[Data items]
——————
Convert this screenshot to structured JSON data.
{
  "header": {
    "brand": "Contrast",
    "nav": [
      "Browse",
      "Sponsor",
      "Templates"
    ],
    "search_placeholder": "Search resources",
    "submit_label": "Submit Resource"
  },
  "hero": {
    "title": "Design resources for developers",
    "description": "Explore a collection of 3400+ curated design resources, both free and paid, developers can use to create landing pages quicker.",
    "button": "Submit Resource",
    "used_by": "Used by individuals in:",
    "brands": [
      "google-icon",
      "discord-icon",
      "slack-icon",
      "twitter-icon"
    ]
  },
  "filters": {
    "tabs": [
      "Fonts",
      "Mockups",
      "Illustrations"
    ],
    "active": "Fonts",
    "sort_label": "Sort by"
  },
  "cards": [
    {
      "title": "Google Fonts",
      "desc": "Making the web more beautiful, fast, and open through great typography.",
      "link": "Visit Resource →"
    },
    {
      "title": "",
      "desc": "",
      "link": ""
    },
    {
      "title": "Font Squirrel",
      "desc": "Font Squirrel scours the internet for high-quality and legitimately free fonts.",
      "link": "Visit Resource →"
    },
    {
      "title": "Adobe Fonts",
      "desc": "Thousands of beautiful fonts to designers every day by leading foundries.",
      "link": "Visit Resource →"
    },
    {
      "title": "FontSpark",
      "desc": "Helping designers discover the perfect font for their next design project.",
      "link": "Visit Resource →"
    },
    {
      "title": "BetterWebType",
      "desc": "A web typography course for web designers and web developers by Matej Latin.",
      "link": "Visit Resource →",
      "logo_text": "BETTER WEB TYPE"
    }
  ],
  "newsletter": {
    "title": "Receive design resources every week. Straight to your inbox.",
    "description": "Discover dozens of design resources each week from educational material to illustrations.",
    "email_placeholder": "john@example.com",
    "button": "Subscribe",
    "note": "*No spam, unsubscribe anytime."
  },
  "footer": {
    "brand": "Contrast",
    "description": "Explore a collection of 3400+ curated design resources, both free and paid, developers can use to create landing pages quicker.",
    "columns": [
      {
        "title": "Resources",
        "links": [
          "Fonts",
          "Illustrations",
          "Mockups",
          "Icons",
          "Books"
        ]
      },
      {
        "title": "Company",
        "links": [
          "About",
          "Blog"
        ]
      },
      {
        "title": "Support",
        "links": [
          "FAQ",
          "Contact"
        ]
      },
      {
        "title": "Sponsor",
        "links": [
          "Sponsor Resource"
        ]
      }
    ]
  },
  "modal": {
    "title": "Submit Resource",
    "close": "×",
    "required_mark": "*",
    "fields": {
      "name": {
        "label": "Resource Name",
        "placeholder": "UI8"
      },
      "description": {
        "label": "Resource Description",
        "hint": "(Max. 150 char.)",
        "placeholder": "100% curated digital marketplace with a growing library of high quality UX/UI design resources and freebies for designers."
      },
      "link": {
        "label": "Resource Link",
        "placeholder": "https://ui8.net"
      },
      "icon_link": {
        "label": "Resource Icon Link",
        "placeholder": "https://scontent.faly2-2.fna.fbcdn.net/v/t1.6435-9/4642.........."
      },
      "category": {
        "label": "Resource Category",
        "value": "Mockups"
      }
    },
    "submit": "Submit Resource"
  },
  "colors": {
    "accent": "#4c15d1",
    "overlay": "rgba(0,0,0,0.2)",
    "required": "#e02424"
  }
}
——————
▶ **SET EXERCISE**:
Look through the listing and extract every line with "week" in it.

▶ **WRITTEN SOLUTION**:
    "title": "Receive design resources every week. Straight to your inbox.",
    "description": "Discover dozens of design resources each week from educational material to illustrations.",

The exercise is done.